▶

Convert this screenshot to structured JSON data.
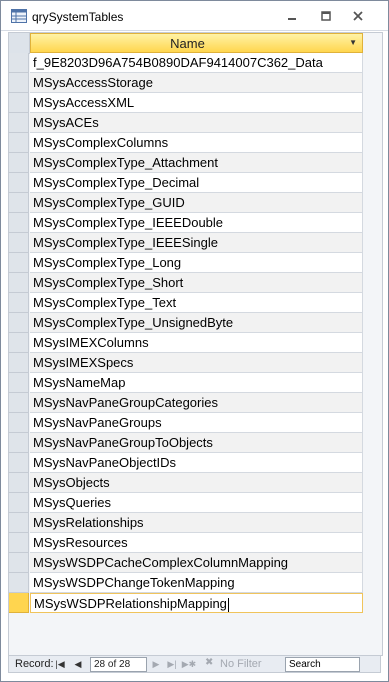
{
  "window": {
    "title": "qrySystemTables",
    "icon": "query-icon",
    "controls": [
      "minimize-icon",
      "maximize-icon",
      "close-icon"
    ]
  },
  "table": {
    "column_header": "Name",
    "rows": [
      "f_9E8203D96A754B0890DAF9414007C362_Data",
      "MSysAccessStorage",
      "MSysAccessXML",
      "MSysACEs",
      "MSysComplexColumns",
      "MSysComplexType_Attachment",
      "MSysComplexType_Decimal",
      "MSysComplexType_GUID",
      "MSysComplexType_IEEEDouble",
      "MSysComplexType_IEEESingle",
      "MSysComplexType_Long",
      "MSysComplexType_Short",
      "MSysComplexType_Text",
      "MSysComplexType_UnsignedByte",
      "MSysIMEXColumns",
      "MSysIMEXSpecs",
      "MSysNameMap",
      "MSysNavPaneGroupCategories",
      "MSysNavPaneGroups",
      "MSysNavPaneGroupToObjects",
      "MSysNavPaneObjectIDs",
      "MSysObjects",
      "MSysQueries",
      "MSysRelationships",
      "MSysResources",
      "MSysWSDPCacheComplexColumnMapping",
      "MSysWSDPChangeTokenMapping",
      "MSysWSDPRelationshipMapping"
    ],
    "active_row": 28
  },
  "navigation": {
    "record_label": "Record:",
    "record_position": "28 of 28",
    "filter_label": "No Filter",
    "search_placeholder": "Search"
  }
}
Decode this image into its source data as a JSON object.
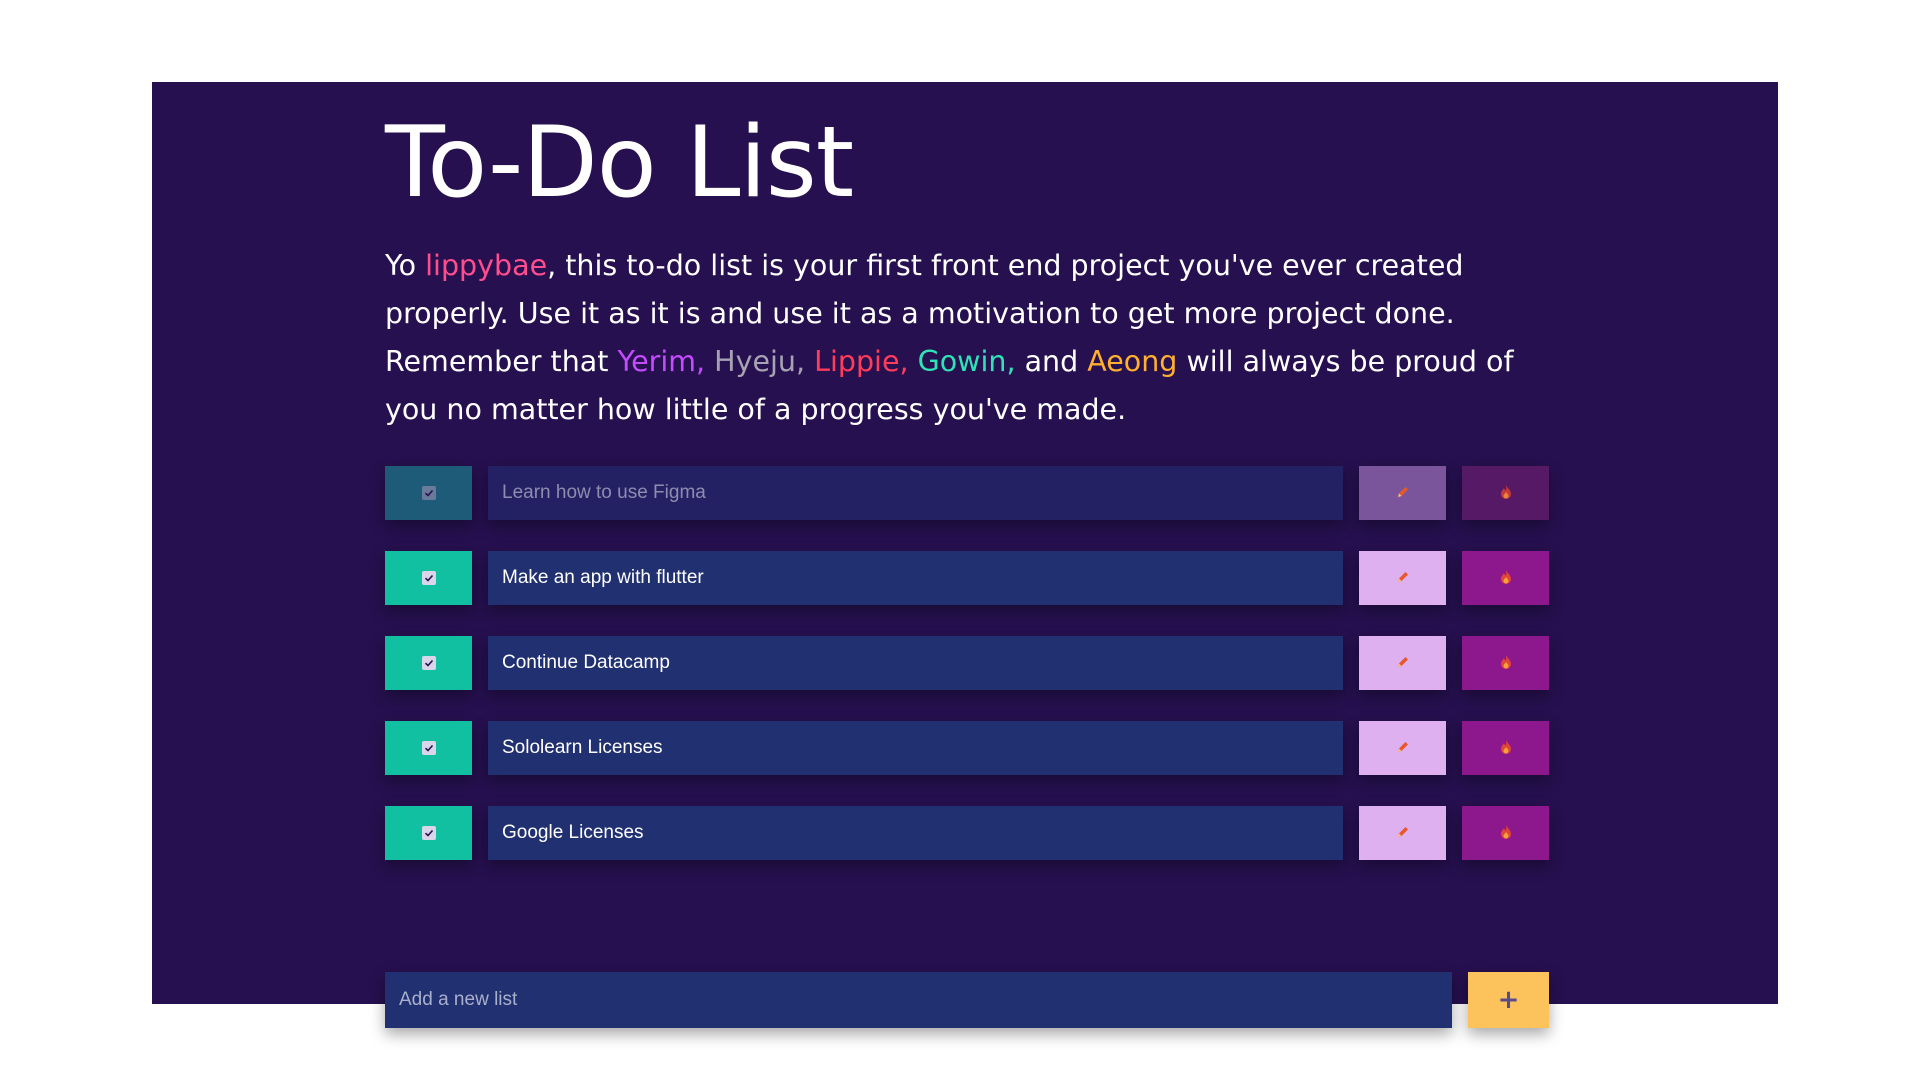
{
  "header": {
    "title": "To-Do List"
  },
  "intro": {
    "part1": "Yo ",
    "name": "lippybae",
    "part2": ", this to-do list is your first front end project you've ever created properly. Use it as it is and use it as a motivation to get more project done. Remember that ",
    "name_yerim": "Yerim,",
    "name_hyeju": "Hyeju,",
    "name_lippie": "Lippie,",
    "name_gowin": "Gowin,",
    "and": "and",
    "name_aeong": "Aeong",
    "part3": "will always be proud of you no matter how little of a progress you've made."
  },
  "tasks": [
    {
      "text": "Learn how to use Figma",
      "done": true,
      "dimmed": true
    },
    {
      "text": "Make an app with flutter",
      "done": true,
      "dimmed": false
    },
    {
      "text": "Continue Datacamp",
      "done": true,
      "dimmed": false
    },
    {
      "text": "Sololearn Licenses",
      "done": true,
      "dimmed": false
    },
    {
      "text": "Google Licenses",
      "done": true,
      "dimmed": false
    }
  ],
  "add_form": {
    "placeholder": "Add a new list",
    "button_label": "+"
  },
  "icons": {
    "check": "checkbox-check-icon",
    "edit": "pencil-icon",
    "delete": "fire-icon"
  },
  "colors": {
    "background": "#26104f",
    "check": "#10c0a0",
    "task_bg": "#213070",
    "edit": "#deb0ef",
    "delete": "#8d178c",
    "add": "#fcc35c",
    "name_highlight": "#ff4d8d"
  }
}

◀

**Work to be completed**
Reproduce the whole listing exactly, but not the images in it.

**Expected answer**
Convert this screenshot to structured JSON data.
{
  "window": {
    "title": "qrySystemTables",
    "icon": "query-icon",
    "controls": [
      "minimize-icon",
      "maximize-icon",
      "close-icon"
    ]
  },
  "table": {
    "column_header": "Name",
    "rows": [
      "f_9E8203D96A754B0890DAF9414007C362_Data",
      "MSysAccessStorage",
      "MSysAccessXML",
      "MSysACEs",
      "MSysComplexColumns",
      "MSysComplexType_Attachment",
      "MSysComplexType_Decimal",
      "MSysComplexType_GUID",
      "MSysComplexType_IEEEDouble",
      "MSysComplexType_IEEESingle",
      "MSysComplexType_Long",
      "MSysComplexType_Short",
      "MSysComplexType_Text",
      "MSysComplexType_UnsignedByte",
      "MSysIMEXColumns",
      "MSysIMEXSpecs",
      "MSysNameMap",
      "MSysNavPaneGroupCategories",
      "MSysNavPaneGroups",
      "MSysNavPaneGroupToObjects",
      "MSysNavPaneObjectIDs",
      "MSysObjects",
      "MSysQueries",
      "MSysRelationships",
      "MSysResources",
      "MSysWSDPCacheComplexColumnMapping",
      "MSysWSDPChangeTokenMapping",
      "MSysWSDPRelationshipMapping"
    ],
    "active_row": 28
  },
  "navigation": {
    "record_label": "Record:",
    "record_position": "28 of 28",
    "filter_label": "No Filter",
    "search_placeholder": "Search"
  }
}
Decode this image into its source data as a JSON object.
{
  "header": {
    "title": "To-Do List"
  },
  "intro": {
    "part1": "Yo ",
    "name": "lippybae",
    "part2": ", this to-do list is your first front end project you've ever created properly. Use it as it is and use it as a motivation to get more project done. Remember that ",
    "name_yerim": "Yerim,",
    "name_hyeju": "Hyeju,",
    "name_lippie": "Lippie,",
    "name_gowin": "Gowin,",
    "and": "and",
    "name_aeong": "Aeong",
    "part3": "will always be proud of you no matter how little of a progress you've made."
  },
  "tasks": [
    {
      "text": "Learn how to use Figma",
      "done": true,
      "dimmed": true
    },
    {
      "text": "Make an app with flutter",
      "done": true,
      "dimmed": false
    },
    {
      "text": "Continue Datacamp",
      "done": true,
      "dimmed": false
    },
    {
      "text": "Sololearn Licenses",
      "done": true,
      "dimmed": false
    },
    {
      "text": "Google Licenses",
      "done": true,
      "dimmed": false
    }
  ],
  "add_form": {
    "placeholder": "Add a new list",
    "button_label": "+"
  },
  "icons": {
    "check": "checkbox-check-icon",
    "edit": "pencil-icon",
    "delete": "fire-icon"
  },
  "colors": {
    "background": "#26104f",
    "check": "#10c0a0",
    "task_bg": "#213070",
    "edit": "#deb0ef",
    "delete": "#8d178c",
    "add": "#fcc35c",
    "name_highlight": "#ff4d8d"
  }
}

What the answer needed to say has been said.